[Directive]
Read the material below and count the lines holding the string "room". Give that count with nothing added.

-- BEGIN --

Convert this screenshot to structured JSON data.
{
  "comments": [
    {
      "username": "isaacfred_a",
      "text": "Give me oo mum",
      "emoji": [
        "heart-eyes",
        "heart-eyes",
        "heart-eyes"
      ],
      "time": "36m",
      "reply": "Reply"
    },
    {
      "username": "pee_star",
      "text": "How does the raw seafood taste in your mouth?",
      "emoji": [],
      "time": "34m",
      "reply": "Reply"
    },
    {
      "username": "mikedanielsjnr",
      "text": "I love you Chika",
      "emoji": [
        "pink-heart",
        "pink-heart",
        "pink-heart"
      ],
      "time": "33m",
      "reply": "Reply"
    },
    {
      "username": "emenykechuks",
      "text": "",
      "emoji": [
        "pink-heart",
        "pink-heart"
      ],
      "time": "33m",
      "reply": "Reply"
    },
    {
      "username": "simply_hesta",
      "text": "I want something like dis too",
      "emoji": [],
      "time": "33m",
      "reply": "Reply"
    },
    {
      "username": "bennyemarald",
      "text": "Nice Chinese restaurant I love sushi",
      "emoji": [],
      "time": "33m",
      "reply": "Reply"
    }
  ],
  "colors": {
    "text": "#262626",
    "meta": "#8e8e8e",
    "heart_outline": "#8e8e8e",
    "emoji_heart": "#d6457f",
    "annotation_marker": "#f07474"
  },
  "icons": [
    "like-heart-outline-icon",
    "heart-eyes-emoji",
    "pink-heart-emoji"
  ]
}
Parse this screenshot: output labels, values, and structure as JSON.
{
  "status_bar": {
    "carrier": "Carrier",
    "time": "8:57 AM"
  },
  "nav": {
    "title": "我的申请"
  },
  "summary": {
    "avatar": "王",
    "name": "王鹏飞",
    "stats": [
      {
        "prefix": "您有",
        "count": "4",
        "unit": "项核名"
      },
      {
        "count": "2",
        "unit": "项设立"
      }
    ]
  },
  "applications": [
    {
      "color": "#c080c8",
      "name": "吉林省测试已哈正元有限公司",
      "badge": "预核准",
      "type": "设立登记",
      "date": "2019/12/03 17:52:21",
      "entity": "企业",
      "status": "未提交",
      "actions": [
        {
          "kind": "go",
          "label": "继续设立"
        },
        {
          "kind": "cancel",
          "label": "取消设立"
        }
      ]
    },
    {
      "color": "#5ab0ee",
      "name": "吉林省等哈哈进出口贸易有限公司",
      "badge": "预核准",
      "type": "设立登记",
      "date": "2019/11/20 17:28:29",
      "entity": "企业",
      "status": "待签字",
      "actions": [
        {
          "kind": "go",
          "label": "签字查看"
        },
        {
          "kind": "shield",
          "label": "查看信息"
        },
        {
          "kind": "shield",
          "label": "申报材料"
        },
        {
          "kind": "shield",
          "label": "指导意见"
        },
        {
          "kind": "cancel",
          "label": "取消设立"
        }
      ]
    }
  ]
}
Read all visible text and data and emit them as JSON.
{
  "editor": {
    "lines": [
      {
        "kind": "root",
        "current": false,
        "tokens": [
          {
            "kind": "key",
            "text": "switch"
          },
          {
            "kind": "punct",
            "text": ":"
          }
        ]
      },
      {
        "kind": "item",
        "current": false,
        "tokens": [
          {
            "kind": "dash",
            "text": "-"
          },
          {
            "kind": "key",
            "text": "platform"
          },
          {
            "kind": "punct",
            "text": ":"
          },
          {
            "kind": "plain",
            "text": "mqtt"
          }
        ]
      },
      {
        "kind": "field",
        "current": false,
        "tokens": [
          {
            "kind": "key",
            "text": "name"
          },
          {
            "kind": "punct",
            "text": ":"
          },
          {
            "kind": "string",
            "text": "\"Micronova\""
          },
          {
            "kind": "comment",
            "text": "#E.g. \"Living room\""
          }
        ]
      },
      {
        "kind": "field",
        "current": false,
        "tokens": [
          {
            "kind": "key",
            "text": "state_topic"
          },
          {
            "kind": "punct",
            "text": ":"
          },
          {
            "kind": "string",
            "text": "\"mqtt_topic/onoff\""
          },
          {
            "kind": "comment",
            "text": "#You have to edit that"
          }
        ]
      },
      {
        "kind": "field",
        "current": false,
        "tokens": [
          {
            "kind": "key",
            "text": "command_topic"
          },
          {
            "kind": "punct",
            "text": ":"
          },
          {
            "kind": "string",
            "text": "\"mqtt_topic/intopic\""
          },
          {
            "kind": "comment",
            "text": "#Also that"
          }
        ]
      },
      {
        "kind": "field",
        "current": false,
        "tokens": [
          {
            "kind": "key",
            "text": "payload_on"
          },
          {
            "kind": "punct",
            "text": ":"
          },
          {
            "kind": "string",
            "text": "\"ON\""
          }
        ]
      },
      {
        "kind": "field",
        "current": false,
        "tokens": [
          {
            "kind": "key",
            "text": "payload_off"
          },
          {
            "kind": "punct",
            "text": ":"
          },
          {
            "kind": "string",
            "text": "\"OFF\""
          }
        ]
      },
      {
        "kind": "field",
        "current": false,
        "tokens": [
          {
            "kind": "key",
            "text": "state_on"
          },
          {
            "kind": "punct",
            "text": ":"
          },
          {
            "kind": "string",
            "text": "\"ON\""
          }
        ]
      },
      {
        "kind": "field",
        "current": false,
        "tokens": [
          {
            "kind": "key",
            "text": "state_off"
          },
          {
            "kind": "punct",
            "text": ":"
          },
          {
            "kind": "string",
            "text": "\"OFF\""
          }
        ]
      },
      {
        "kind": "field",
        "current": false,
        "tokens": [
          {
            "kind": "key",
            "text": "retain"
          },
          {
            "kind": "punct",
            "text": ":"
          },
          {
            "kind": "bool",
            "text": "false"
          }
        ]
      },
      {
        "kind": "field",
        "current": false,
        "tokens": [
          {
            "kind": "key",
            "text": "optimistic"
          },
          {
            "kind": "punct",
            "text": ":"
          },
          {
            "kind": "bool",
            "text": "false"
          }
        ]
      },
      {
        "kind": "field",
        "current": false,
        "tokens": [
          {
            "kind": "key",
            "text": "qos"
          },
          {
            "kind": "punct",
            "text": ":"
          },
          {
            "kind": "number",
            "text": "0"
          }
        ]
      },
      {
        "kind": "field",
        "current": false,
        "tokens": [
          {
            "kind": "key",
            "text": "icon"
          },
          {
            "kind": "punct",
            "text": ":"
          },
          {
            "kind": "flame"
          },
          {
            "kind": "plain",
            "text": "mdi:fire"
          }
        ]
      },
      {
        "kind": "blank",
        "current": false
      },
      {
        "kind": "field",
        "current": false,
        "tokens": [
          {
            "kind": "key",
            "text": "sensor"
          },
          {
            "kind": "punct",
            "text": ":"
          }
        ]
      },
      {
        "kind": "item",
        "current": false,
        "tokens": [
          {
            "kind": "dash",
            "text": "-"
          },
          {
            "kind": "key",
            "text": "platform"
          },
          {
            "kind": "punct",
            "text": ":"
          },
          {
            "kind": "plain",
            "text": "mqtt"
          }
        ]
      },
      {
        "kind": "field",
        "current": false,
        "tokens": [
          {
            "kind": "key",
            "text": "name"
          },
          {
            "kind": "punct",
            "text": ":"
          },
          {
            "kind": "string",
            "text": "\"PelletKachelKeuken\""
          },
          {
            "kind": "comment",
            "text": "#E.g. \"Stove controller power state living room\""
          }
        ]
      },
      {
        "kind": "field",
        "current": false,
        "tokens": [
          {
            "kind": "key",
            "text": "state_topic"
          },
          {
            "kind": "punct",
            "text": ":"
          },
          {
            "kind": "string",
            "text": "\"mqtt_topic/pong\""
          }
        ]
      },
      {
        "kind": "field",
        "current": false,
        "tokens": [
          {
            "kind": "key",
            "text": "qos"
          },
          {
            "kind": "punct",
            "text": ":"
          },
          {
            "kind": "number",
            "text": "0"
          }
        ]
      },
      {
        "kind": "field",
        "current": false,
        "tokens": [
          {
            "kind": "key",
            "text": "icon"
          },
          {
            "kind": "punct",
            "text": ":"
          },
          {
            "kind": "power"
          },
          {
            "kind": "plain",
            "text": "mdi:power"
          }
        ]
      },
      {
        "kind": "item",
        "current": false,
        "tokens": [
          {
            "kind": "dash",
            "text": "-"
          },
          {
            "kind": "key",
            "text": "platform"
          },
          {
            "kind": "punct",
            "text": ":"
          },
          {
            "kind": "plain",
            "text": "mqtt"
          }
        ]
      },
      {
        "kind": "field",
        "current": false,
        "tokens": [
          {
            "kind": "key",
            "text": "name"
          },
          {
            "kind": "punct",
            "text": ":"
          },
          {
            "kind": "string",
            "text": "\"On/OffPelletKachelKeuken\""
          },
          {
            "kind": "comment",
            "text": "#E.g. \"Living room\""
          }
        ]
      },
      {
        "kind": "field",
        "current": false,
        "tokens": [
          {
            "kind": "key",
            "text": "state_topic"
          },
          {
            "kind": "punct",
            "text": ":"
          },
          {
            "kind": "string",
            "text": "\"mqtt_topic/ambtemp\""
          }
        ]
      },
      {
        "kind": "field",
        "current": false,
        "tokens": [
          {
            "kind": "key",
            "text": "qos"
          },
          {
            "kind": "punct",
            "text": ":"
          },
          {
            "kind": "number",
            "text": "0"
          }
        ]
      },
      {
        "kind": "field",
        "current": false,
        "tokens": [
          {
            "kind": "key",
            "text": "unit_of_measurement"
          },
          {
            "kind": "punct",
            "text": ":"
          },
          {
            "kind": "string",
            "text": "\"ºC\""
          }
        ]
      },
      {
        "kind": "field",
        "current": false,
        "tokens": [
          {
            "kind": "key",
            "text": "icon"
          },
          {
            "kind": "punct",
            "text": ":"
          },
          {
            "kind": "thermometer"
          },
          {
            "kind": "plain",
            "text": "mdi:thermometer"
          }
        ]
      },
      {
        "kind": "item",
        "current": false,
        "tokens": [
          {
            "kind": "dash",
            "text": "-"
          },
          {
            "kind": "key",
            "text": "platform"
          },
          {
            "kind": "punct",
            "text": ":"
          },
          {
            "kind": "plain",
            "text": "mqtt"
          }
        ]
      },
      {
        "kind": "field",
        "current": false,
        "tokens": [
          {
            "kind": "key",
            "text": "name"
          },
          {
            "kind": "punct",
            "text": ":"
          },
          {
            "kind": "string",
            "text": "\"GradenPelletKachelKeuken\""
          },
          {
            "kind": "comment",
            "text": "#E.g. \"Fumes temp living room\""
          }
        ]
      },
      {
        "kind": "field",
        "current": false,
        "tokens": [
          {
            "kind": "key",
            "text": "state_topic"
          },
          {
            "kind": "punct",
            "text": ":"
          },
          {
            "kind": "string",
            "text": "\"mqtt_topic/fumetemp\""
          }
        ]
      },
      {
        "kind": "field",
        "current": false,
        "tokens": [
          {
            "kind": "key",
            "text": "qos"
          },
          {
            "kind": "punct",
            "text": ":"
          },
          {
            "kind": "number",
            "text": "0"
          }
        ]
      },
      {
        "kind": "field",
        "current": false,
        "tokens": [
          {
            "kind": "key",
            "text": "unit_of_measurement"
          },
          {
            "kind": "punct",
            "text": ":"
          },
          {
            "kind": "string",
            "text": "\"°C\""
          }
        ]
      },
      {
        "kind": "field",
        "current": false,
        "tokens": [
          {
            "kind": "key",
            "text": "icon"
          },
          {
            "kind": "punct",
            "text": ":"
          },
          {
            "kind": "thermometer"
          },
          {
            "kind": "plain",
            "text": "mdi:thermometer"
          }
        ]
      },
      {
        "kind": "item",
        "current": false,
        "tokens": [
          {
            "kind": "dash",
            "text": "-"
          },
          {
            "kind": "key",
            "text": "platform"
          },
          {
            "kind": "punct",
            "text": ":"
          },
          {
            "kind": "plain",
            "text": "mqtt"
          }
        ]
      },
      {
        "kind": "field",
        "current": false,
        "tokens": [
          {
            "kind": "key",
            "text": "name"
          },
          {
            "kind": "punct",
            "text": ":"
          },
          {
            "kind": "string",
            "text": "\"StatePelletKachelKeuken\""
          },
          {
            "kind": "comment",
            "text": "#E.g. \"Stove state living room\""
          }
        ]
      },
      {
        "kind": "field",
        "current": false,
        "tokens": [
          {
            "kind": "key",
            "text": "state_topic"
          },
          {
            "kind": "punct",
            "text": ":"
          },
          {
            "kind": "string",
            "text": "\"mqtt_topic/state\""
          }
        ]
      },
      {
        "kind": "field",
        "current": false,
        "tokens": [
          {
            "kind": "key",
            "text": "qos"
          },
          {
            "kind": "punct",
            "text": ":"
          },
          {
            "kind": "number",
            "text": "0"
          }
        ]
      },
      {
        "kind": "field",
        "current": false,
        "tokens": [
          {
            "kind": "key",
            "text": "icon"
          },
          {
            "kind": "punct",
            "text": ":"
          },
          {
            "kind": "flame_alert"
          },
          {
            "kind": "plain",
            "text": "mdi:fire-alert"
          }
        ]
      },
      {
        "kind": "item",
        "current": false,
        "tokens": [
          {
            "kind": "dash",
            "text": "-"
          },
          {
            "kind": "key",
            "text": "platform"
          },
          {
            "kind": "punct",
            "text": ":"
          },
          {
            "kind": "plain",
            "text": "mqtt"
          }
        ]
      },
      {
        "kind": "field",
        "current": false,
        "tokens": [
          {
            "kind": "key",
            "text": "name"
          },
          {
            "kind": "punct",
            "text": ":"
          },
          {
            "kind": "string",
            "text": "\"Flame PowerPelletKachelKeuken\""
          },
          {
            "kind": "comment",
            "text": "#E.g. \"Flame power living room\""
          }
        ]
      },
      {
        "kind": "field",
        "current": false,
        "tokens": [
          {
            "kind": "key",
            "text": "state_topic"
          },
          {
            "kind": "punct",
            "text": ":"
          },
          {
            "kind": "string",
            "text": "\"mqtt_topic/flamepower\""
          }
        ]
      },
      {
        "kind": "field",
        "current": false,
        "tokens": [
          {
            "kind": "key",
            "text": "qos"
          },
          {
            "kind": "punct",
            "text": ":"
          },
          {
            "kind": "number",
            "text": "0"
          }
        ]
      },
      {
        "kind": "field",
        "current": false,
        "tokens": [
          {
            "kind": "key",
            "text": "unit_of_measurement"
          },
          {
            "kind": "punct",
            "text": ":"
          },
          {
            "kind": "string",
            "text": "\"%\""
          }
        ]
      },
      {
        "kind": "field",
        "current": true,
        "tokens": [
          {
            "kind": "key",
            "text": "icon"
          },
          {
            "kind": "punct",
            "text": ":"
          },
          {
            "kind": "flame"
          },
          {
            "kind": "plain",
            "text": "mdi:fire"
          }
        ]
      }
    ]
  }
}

-- END --

[The response]
6